··· Supplied information ···

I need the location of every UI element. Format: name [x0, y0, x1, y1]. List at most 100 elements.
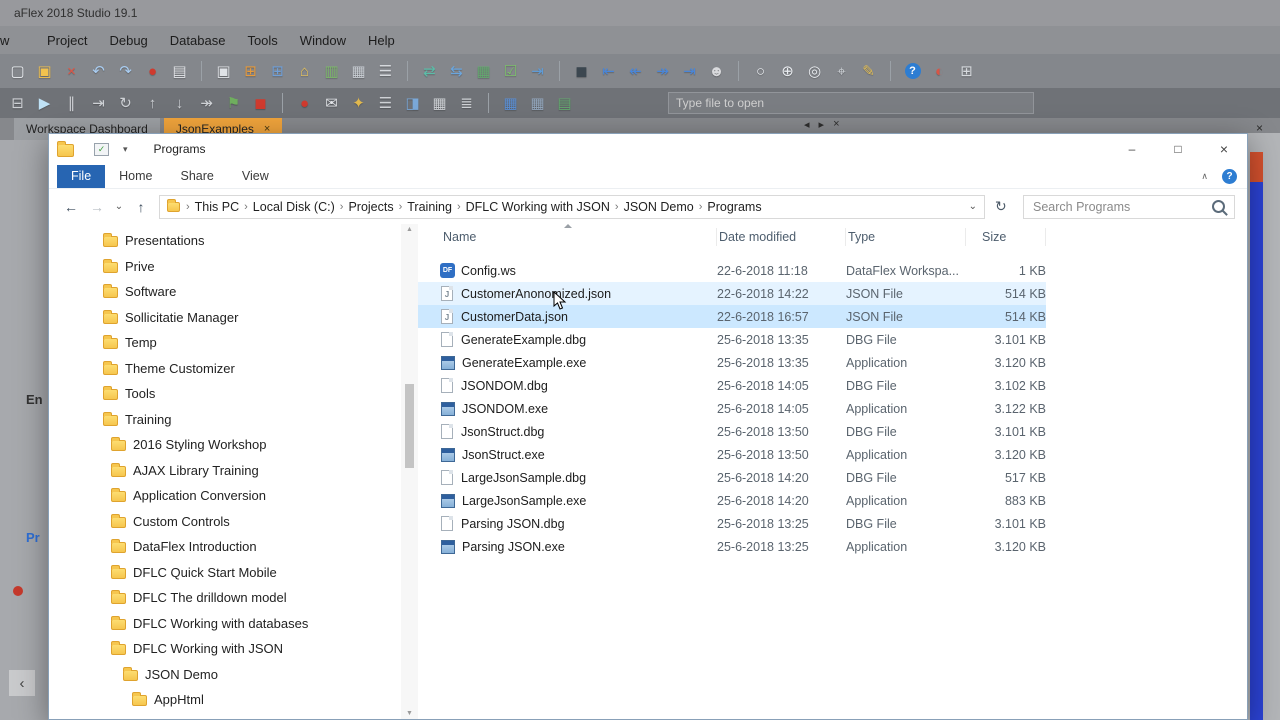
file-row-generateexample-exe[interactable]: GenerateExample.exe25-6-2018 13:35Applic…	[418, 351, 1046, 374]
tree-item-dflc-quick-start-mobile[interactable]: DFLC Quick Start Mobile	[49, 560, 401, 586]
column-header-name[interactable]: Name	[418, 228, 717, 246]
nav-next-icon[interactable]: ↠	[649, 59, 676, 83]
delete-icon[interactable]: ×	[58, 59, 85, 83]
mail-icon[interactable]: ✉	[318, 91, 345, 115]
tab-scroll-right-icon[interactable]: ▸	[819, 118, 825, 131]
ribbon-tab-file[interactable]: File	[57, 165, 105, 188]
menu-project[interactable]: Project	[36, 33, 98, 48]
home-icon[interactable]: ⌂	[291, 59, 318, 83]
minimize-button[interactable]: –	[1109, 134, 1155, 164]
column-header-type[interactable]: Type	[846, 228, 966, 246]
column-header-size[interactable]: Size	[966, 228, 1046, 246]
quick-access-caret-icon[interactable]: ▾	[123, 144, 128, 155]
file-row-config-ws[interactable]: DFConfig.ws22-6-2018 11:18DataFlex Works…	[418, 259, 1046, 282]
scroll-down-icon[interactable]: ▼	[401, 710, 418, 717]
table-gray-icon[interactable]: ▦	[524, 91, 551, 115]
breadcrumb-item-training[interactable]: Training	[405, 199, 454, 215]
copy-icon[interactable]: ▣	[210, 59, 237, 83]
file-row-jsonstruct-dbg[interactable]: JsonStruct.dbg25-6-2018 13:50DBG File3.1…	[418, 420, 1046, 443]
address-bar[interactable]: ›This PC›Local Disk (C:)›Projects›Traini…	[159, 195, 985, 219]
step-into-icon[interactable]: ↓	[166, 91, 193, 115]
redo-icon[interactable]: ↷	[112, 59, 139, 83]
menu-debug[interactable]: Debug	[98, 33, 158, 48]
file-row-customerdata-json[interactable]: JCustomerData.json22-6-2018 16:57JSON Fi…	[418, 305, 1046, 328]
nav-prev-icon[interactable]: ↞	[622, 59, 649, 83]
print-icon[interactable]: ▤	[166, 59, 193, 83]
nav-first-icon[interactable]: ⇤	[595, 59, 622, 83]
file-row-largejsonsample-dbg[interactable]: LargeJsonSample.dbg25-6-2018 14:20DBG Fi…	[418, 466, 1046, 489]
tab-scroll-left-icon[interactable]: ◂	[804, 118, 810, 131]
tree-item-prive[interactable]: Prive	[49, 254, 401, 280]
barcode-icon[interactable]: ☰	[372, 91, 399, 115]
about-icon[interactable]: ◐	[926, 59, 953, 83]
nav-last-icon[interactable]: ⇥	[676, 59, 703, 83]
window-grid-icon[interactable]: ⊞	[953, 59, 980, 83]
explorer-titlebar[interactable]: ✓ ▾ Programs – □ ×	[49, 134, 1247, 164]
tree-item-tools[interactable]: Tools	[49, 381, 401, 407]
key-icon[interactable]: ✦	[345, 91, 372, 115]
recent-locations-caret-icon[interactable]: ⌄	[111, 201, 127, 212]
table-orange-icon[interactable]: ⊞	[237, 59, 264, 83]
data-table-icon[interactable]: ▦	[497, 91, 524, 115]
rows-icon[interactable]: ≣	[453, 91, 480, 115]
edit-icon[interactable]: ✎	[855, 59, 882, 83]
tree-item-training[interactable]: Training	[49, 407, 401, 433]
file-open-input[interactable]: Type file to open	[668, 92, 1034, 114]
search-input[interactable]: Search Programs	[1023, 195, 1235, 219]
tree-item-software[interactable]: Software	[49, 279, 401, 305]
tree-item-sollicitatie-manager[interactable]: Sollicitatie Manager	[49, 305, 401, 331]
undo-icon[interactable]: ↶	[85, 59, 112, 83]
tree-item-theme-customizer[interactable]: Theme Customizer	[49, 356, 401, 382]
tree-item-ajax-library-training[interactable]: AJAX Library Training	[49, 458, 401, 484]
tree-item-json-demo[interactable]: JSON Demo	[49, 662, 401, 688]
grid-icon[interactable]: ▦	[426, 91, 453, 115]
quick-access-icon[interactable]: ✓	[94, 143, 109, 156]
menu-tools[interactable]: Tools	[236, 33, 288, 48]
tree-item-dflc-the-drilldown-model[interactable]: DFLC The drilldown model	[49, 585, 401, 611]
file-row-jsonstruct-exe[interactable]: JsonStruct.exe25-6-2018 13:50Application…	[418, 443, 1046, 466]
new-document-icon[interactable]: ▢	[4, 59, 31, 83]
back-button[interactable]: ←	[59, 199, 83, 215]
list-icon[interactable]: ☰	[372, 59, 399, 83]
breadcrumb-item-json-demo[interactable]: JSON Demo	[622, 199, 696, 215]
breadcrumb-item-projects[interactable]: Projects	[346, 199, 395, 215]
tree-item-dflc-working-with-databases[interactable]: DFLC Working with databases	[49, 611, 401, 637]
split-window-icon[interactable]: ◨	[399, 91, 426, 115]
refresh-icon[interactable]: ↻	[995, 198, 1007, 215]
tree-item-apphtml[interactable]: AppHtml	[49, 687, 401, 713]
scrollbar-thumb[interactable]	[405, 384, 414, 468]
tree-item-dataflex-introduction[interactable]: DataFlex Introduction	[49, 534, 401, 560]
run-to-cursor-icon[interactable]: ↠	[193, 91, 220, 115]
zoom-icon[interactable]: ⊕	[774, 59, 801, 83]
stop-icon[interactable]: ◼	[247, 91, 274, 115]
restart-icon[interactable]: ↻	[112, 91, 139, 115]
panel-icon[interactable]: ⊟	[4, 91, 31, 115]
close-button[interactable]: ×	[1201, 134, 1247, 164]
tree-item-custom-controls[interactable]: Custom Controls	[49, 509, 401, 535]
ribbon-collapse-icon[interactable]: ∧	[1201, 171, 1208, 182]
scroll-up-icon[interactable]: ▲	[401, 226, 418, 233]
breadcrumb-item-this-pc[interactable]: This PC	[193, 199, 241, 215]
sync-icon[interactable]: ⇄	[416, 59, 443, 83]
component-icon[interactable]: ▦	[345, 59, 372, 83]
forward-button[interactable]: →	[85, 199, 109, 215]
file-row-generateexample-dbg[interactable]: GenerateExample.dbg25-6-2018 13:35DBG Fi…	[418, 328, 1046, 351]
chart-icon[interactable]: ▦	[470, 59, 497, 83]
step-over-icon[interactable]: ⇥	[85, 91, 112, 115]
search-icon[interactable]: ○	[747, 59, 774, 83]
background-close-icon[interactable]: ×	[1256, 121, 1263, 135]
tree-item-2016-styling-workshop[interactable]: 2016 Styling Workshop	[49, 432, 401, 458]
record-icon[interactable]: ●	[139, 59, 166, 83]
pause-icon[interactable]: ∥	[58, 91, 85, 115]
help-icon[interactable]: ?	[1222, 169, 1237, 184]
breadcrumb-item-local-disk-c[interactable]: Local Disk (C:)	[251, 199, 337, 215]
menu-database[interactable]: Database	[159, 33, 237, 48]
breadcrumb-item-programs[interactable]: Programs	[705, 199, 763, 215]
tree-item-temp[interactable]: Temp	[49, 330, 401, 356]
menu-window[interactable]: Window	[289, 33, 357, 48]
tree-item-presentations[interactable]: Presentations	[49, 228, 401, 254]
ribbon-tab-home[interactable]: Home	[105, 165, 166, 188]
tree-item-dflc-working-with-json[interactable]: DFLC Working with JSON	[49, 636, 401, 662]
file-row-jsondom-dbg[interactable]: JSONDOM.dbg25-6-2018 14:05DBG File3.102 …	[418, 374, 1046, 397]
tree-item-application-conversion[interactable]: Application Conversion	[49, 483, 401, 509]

···

Exercise – Please repeat the rows verbatim, from the line containing "351, 1046, 374]" through the line containing "165, 105, 188]", both included.

Response to this exercise –
file-row-generateexample-exe[interactable]: GenerateExample.exe25-6-2018 13:35Applic…	[418, 351, 1046, 374]
tree-item-dflc-quick-start-mobile[interactable]: DFLC Quick Start Mobile	[49, 560, 401, 586]
column-header-name[interactable]: Name	[418, 228, 717, 246]
nav-next-icon[interactable]: ↠	[649, 59, 676, 83]
delete-icon[interactable]: ×	[58, 59, 85, 83]
mail-icon[interactable]: ✉	[318, 91, 345, 115]
tab-scroll-right-icon[interactable]: ▸	[819, 118, 825, 131]
ribbon-tab-file[interactable]: File	[57, 165, 105, 188]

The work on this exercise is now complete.